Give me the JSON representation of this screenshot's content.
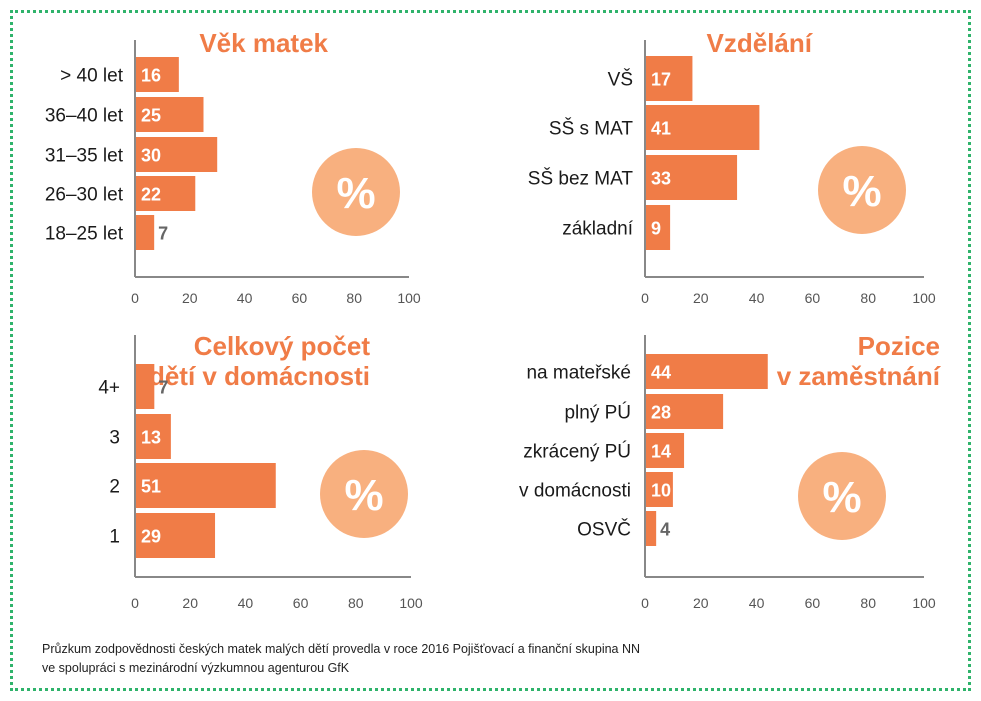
{
  "colors": {
    "bar": "#f07c47",
    "title": "#f07c47",
    "circle": "#f8b07f",
    "axis": "#888888",
    "tick_text": "#555555",
    "cat_text": "#1a1a1a",
    "border": "#2fb36b"
  },
  "chart_data": [
    {
      "id": "vek",
      "type": "bar",
      "orientation": "horizontal",
      "title_lines": [
        "Věk matek"
      ],
      "categories": [
        "> 40 let",
        "36–40 let",
        "31–35 let",
        "26–30 let",
        "18–25 let"
      ],
      "values": [
        16,
        25,
        30,
        22,
        7
      ],
      "xlim": [
        0,
        100
      ],
      "xticks": [
        "0",
        "20",
        "40",
        "60",
        "80",
        "100"
      ],
      "unit_badge": "%"
    },
    {
      "id": "vzdelani",
      "type": "bar",
      "orientation": "horizontal",
      "title_lines": [
        "Vzdělání"
      ],
      "categories": [
        "VŠ",
        "SŠ s MAT",
        "SŠ bez MAT",
        "základní"
      ],
      "values": [
        17,
        41,
        33,
        9
      ],
      "xlim": [
        0,
        100
      ],
      "xticks": [
        "0",
        "20",
        "40",
        "60",
        "80",
        "100"
      ],
      "unit_badge": "%"
    },
    {
      "id": "deti",
      "type": "bar",
      "orientation": "horizontal",
      "title_lines": [
        "Celkový počet",
        "dětí v domácnosti"
      ],
      "categories": [
        "4+",
        "3",
        "2",
        "1"
      ],
      "values": [
        7,
        13,
        51,
        29
      ],
      "xlim": [
        0,
        100
      ],
      "xticks": [
        "0",
        "20",
        "40",
        "60",
        "80",
        "100"
      ],
      "unit_badge": "%"
    },
    {
      "id": "pozice",
      "type": "bar",
      "orientation": "horizontal",
      "title_lines": [
        "Pozice",
        "v zaměstnání"
      ],
      "categories": [
        "na mateřské",
        "plný PÚ",
        "zkrácený PÚ",
        "v domácnosti",
        "OSVČ"
      ],
      "values": [
        44,
        28,
        14,
        10,
        4
      ],
      "xlim": [
        0,
        100
      ],
      "xticks": [
        "0",
        "20",
        "40",
        "60",
        "80",
        "100"
      ],
      "unit_badge": "%"
    }
  ],
  "footnote": {
    "line1": "Průzkum zodpovědnosti českých matek malých dětí provedla v roce 2016 Pojišťovací a finanční skupina NN",
    "line2": "ve spolupráci s mezinárodní výzkumnou agenturou GfK"
  }
}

◆ ◆ ◆ ◆ ◆ ◆ ◆

Reproduce the records verbatim, omitting all images they contain.

Give me the JSON representation of this screenshot's content.
{
  "colors": {
    "bar": "#f07c47",
    "title": "#f07c47",
    "circle": "#f8b07f",
    "axis": "#888888",
    "tick_text": "#555555",
    "cat_text": "#1a1a1a",
    "border": "#2fb36b"
  },
  "chart_data": [
    {
      "id": "vek",
      "type": "bar",
      "orientation": "horizontal",
      "title_lines": [
        "Věk matek"
      ],
      "categories": [
        "> 40 let",
        "36–40 let",
        "31–35 let",
        "26–30 let",
        "18–25 let"
      ],
      "values": [
        16,
        25,
        30,
        22,
        7
      ],
      "xlim": [
        0,
        100
      ],
      "xticks": [
        "0",
        "20",
        "40",
        "60",
        "80",
        "100"
      ],
      "unit_badge": "%"
    },
    {
      "id": "vzdelani",
      "type": "bar",
      "orientation": "horizontal",
      "title_lines": [
        "Vzdělání"
      ],
      "categories": [
        "VŠ",
        "SŠ s MAT",
        "SŠ bez MAT",
        "základní"
      ],
      "values": [
        17,
        41,
        33,
        9
      ],
      "xlim": [
        0,
        100
      ],
      "xticks": [
        "0",
        "20",
        "40",
        "60",
        "80",
        "100"
      ],
      "unit_badge": "%"
    },
    {
      "id": "deti",
      "type": "bar",
      "orientation": "horizontal",
      "title_lines": [
        "Celkový počet",
        "dětí v domácnosti"
      ],
      "categories": [
        "4+",
        "3",
        "2",
        "1"
      ],
      "values": [
        7,
        13,
        51,
        29
      ],
      "xlim": [
        0,
        100
      ],
      "xticks": [
        "0",
        "20",
        "40",
        "60",
        "80",
        "100"
      ],
      "unit_badge": "%"
    },
    {
      "id": "pozice",
      "type": "bar",
      "orientation": "horizontal",
      "title_lines": [
        "Pozice",
        "v zaměstnání"
      ],
      "categories": [
        "na mateřské",
        "plný PÚ",
        "zkrácený PÚ",
        "v domácnosti",
        "OSVČ"
      ],
      "values": [
        44,
        28,
        14,
        10,
        4
      ],
      "xlim": [
        0,
        100
      ],
      "xticks": [
        "0",
        "20",
        "40",
        "60",
        "80",
        "100"
      ],
      "unit_badge": "%"
    }
  ],
  "footnote": {
    "line1": "Průzkum zodpovědnosti českých matek malých dětí provedla v roce 2016 Pojišťovací a finanční skupina NN",
    "line2": "ve spolupráci s mezinárodní výzkumnou agenturou GfK"
  }
}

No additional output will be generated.